[Exercise objective]:
Reproduce the data below in full and exclude every picture.

[Supplied records]:
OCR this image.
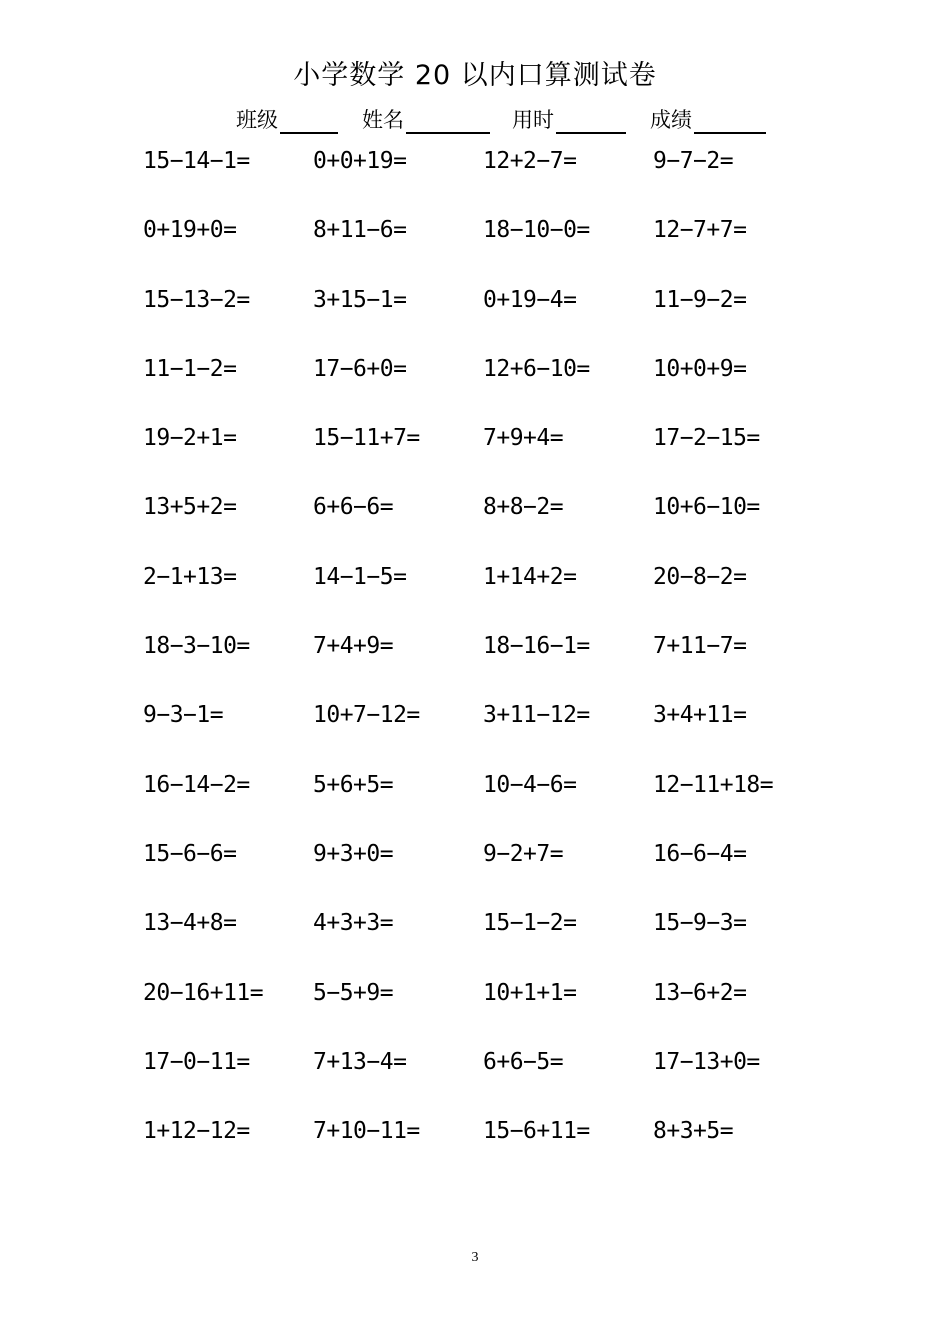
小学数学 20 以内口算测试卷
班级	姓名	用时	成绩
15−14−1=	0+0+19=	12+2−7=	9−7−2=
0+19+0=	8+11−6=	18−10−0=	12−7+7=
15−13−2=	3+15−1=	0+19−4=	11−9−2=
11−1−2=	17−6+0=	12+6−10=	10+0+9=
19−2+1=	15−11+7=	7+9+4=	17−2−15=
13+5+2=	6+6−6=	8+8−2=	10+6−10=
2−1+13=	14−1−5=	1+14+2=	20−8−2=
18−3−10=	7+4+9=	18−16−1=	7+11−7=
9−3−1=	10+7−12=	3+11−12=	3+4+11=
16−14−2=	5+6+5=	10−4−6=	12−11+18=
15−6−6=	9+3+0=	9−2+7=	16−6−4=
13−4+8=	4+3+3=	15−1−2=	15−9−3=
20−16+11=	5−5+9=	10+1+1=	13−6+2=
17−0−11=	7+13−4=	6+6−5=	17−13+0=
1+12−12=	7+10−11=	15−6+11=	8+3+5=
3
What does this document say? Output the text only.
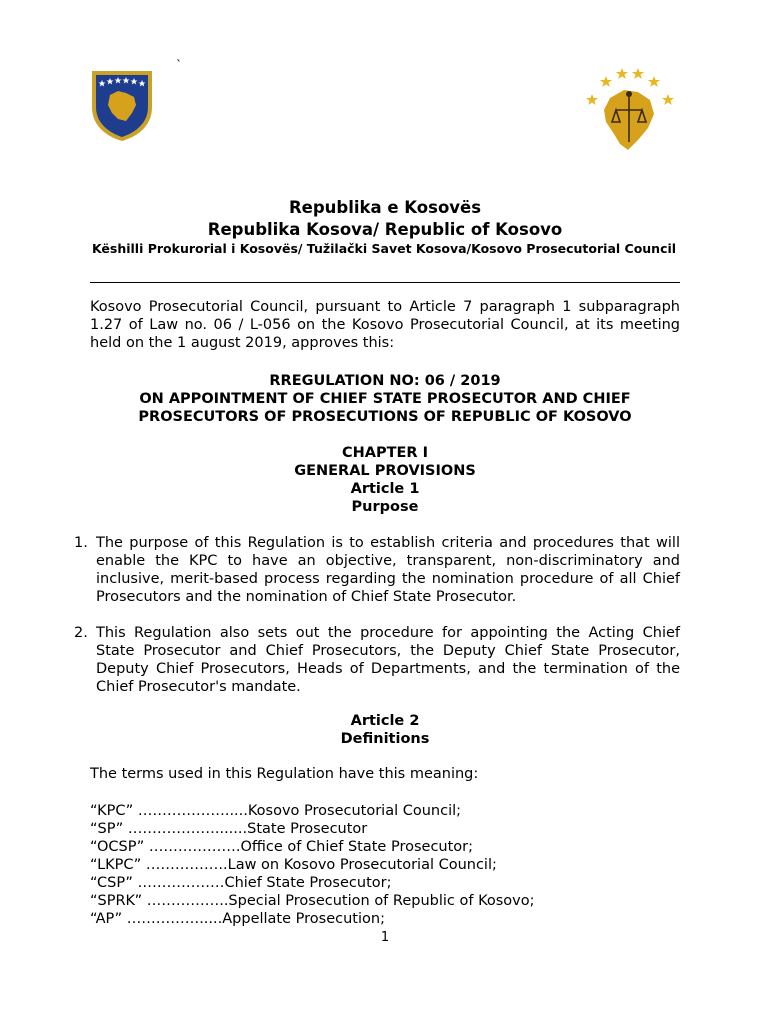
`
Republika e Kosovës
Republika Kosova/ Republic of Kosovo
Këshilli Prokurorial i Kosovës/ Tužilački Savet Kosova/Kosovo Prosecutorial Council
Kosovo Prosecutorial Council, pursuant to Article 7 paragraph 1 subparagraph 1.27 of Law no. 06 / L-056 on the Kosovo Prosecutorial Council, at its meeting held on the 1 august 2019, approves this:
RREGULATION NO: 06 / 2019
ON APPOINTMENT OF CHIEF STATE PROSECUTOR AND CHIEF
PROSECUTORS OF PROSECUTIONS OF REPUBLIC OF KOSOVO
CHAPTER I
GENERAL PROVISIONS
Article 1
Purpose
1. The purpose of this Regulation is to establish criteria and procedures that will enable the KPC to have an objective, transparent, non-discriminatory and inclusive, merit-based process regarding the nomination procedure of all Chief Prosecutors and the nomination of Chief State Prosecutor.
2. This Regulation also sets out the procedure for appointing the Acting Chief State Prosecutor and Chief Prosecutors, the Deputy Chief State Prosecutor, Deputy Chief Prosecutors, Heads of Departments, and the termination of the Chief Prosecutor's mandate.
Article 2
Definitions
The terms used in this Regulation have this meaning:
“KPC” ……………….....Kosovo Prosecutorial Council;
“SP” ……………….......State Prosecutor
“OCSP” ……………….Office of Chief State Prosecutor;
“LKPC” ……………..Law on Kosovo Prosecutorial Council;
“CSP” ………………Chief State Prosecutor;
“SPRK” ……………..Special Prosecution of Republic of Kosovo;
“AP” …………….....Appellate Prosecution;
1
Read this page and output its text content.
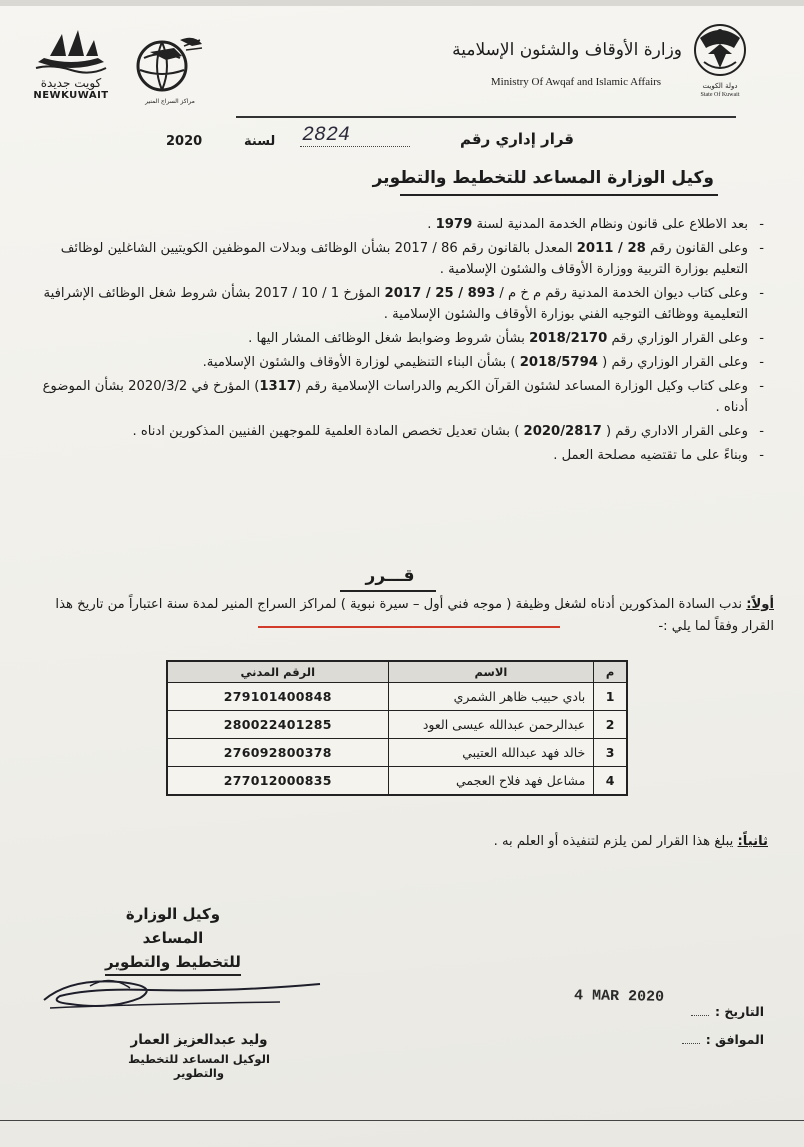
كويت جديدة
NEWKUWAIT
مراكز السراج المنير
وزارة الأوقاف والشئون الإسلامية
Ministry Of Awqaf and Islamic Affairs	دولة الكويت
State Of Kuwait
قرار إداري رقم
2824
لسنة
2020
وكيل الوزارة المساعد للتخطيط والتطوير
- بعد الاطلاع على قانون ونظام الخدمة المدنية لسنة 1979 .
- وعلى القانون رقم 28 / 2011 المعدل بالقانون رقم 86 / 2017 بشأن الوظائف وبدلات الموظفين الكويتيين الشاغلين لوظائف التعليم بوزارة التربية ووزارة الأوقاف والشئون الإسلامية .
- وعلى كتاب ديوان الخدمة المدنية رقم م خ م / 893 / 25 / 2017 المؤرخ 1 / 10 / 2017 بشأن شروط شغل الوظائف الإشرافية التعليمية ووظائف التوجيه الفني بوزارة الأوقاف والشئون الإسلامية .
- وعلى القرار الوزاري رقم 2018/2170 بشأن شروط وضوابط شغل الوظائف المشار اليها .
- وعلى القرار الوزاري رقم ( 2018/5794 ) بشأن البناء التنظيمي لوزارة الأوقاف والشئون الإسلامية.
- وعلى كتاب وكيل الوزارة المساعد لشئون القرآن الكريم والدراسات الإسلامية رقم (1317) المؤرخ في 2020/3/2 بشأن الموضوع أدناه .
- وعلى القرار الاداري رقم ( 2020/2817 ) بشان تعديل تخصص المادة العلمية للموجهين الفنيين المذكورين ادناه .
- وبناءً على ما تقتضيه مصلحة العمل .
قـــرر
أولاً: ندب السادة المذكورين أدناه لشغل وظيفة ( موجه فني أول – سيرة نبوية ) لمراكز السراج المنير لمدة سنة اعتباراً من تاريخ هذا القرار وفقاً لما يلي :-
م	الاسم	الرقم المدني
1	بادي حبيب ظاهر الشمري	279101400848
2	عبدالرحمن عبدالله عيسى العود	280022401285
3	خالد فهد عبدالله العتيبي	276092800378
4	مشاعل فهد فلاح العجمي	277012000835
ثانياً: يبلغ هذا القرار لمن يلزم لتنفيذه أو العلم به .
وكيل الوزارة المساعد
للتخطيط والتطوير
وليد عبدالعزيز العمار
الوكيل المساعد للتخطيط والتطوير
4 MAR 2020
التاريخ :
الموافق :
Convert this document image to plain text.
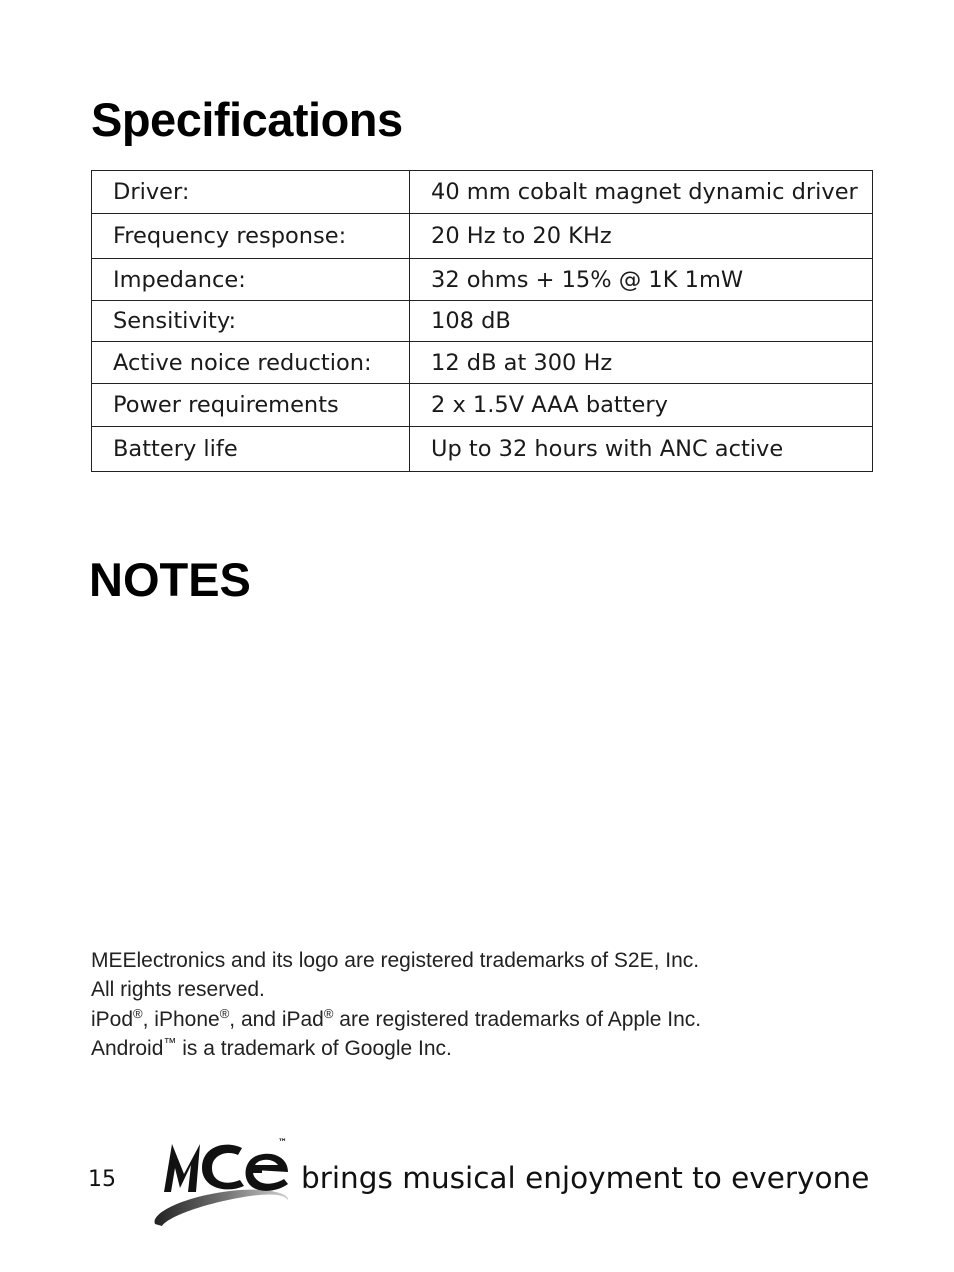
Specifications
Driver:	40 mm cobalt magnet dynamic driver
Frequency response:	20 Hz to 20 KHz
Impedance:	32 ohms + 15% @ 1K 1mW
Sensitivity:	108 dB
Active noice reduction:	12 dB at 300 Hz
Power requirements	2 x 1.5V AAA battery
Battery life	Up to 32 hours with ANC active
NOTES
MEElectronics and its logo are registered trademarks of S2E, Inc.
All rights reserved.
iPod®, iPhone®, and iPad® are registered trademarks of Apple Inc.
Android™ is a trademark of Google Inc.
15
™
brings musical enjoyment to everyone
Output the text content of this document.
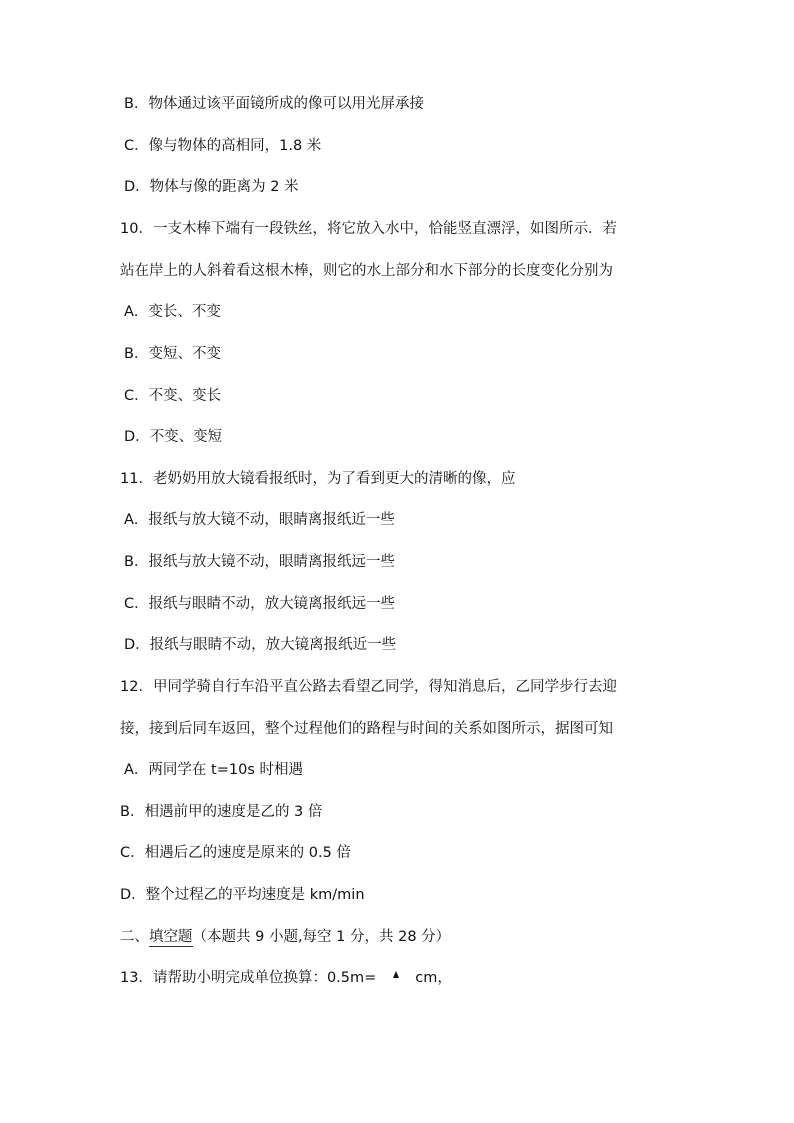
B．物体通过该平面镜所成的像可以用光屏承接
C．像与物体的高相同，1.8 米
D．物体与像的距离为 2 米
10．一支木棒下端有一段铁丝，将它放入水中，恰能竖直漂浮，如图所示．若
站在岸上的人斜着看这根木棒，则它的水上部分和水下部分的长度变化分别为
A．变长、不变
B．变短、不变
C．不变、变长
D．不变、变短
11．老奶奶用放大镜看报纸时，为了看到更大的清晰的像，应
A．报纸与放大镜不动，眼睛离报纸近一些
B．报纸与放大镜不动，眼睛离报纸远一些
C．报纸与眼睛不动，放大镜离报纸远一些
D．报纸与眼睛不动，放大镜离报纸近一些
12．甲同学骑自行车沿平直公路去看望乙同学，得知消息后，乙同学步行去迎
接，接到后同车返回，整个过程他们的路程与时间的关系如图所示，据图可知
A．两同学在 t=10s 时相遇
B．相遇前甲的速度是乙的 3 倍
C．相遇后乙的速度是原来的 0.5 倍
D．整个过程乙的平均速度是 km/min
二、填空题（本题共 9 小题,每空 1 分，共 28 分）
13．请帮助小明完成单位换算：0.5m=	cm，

[Task response]:
OCR this image.
小学数学 20 以内口算测试卷
班级	姓名	用时	成绩
15−14−1=	0+0+19=	12+2−7=	9−7−2=
0+19+0=	8+11−6=	18−10−0=	12−7+7=
15−13−2=	3+15−1=	0+19−4=	11−9−2=
11−1−2=	17−6+0=	12+6−10=	10+0+9=
19−2+1=	15−11+7=	7+9+4=	17−2−15=
13+5+2=	6+6−6=	8+8−2=	10+6−10=
2−1+13=	14−1−5=	1+14+2=	20−8−2=
18−3−10=	7+4+9=	18−16−1=	7+11−7=
9−3−1=	10+7−12=	3+11−12=	3+4+11=
16−14−2=	5+6+5=	10−4−6=	12−11+18=
15−6−6=	9+3+0=	9−2+7=	16−6−4=
13−4+8=	4+3+3=	15−1−2=	15−9−3=
20−16+11=	5−5+9=	10+1+1=	13−6+2=
17−0−11=	7+13−4=	6+6−5=	17−13+0=
1+12−12=	7+10−11=	15−6+11=	8+3+5=
3
What does this document say? Output the text only.
`
Republika e Kosovës
Republika Kosova/ Republic of Kosovo
Këshilli Prokurorial i Kosovës/ Tužilački Savet Kosova/Kosovo Prosecutorial Council
Kosovo Prosecutorial Council, pursuant to Article 7 paragraph 1 subparagraph 1.27 of Law no. 06 / L-056 on the Kosovo Prosecutorial Council, at its meeting held on the 1 august 2019, approves this:
RREGULATION NO: 06 / 2019
ON APPOINTMENT OF CHIEF STATE PROSECUTOR AND CHIEF
PROSECUTORS OF PROSECUTIONS OF REPUBLIC OF KOSOVO
CHAPTER I
GENERAL PROVISIONS
Article 1
Purpose
1. The purpose of this Regulation is to establish criteria and procedures that will enable the KPC to have an objective, transparent, non-discriminatory and inclusive, merit-based process regarding the nomination procedure of all Chief Prosecutors and the nomination of Chief State Prosecutor.
2. This Regulation also sets out the procedure for appointing the Acting Chief State Prosecutor and Chief Prosecutors, the Deputy Chief State Prosecutor, Deputy Chief Prosecutors, Heads of Departments, and the termination of the Chief Prosecutor's mandate.
Article 2
Definitions
The terms used in this Regulation have this meaning:
“KPC” ……………….....Kosovo Prosecutorial Council;
“SP” ……………….......State Prosecutor
“OCSP” ……………….Office of Chief State Prosecutor;
“LKPC” ……………..Law on Kosovo Prosecutorial Council;
“CSP” ………………Chief State Prosecutor;
“SPRK” ……………..Special Prosecution of Republic of Kosovo;
“AP” …………….....Appellate Prosecution;
1
Read this page and output its text content.
كويت جديدة
NEWKUWAIT
مراكز السراج المنير
وزارة الأوقاف والشئون الإسلامية
Ministry Of Awqaf and Islamic Affairs	دولة الكويت
State Of Kuwait
قرار إداري رقم
2824
لسنة
2020
وكيل الوزارة المساعد للتخطيط والتطوير
- بعد الاطلاع على قانون ونظام الخدمة المدنية لسنة 1979 .
- وعلى القانون رقم 28 / 2011 المعدل بالقانون رقم 86 / 2017 بشأن الوظائف وبدلات الموظفين الكويتيين الشاغلين لوظائف التعليم بوزارة التربية ووزارة الأوقاف والشئون الإسلامية .
- وعلى كتاب ديوان الخدمة المدنية رقم م خ م / 893 / 25 / 2017 المؤرخ 1 / 10 / 2017 بشأن شروط شغل الوظائف الإشرافية التعليمية ووظائف التوجيه الفني بوزارة الأوقاف والشئون الإسلامية .
- وعلى القرار الوزاري رقم 2018/2170 بشأن شروط وضوابط شغل الوظائف المشار اليها .
- وعلى القرار الوزاري رقم ( 2018/5794 ) بشأن البناء التنظيمي لوزارة الأوقاف والشئون الإسلامية.
- وعلى كتاب وكيل الوزارة المساعد لشئون القرآن الكريم والدراسات الإسلامية رقم (1317) المؤرخ في 2020/3/2 بشأن الموضوع أدناه .
- وعلى القرار الاداري رقم ( 2020/2817 ) بشان تعديل تخصص المادة العلمية للموجهين الفنيين المذكورين ادناه .
- وبناءً على ما تقتضيه مصلحة العمل .
قـــرر
أولاً: ندب السادة المذكورين أدناه لشغل وظيفة ( موجه فني أول – سيرة نبوية ) لمراكز السراج المنير لمدة سنة اعتباراً من تاريخ هذا القرار وفقاً لما يلي :-
م	الاسم	الرقم المدني
1	بادي حبيب ظاهر الشمري	279101400848
2	عبدالرحمن عبدالله عيسى العود	280022401285
3	خالد فهد عبدالله العتيبي	276092800378
4	مشاعل فهد فلاح العجمي	277012000835
ثانياً: يبلغ هذا القرار لمن يلزم لتنفيذه أو العلم به .
وكيل الوزارة المساعد
للتخطيط والتطوير
وليد عبدالعزيز العمار
الوكيل المساعد للتخطيط والتطوير
4 MAR 2020
التاريخ :
الموافق :
Convert this document image to plain text.
Specifications
Driver:	40 mm cobalt magnet dynamic driver
Frequency response:	20 Hz to 20 KHz
Impedance:	32 ohms + 15% @ 1K 1mW
Sensitivity:	108 dB
Active noice reduction:	12 dB at 300 Hz
Power requirements	2 x 1.5V AAA battery
Battery life	Up to 32 hours with ANC active
NOTES
MEElectronics and its logo are registered trademarks of S2E, Inc.
All rights reserved.
iPod®, iPhone®, and iPad® are registered trademarks of Apple Inc.
Android™ is a trademark of Google Inc.
15
™
brings musical enjoyment to everyone
Output the text content of this document.
B．物体通过该平面镜所成的像可以用光屏承接
C．像与物体的高相同，1.8 米
D．物体与像的距离为 2 米
10．一支木棒下端有一段铁丝，将它放入水中，恰能竖直漂浮，如图所示．若
站在岸上的人斜着看这根木棒，则它的水上部分和水下部分的长度变化分别为
A．变长、不变
B．变短、不变
C．不变、变长
D．不变、变短
11．老奶奶用放大镜看报纸时，为了看到更大的清晰的像，应
A．报纸与放大镜不动，眼睛离报纸近一些
B．报纸与放大镜不动，眼睛离报纸远一些
C．报纸与眼睛不动，放大镜离报纸远一些
D．报纸与眼睛不动，放大镜离报纸近一些
12．甲同学骑自行车沿平直公路去看望乙同学，得知消息后，乙同学步行去迎
接，接到后同车返回，整个过程他们的路程与时间的关系如图所示，据图可知
A．两同学在 t=10s 时相遇
B．相遇前甲的速度是乙的 3 倍
C．相遇后乙的速度是原来的 0.5 倍
D．整个过程乙的平均速度是 km/min
二、填空题（本题共 9 小题,每空 1 分，共 28 分）
13．请帮助小明完成单位换算：0.5m=	cm，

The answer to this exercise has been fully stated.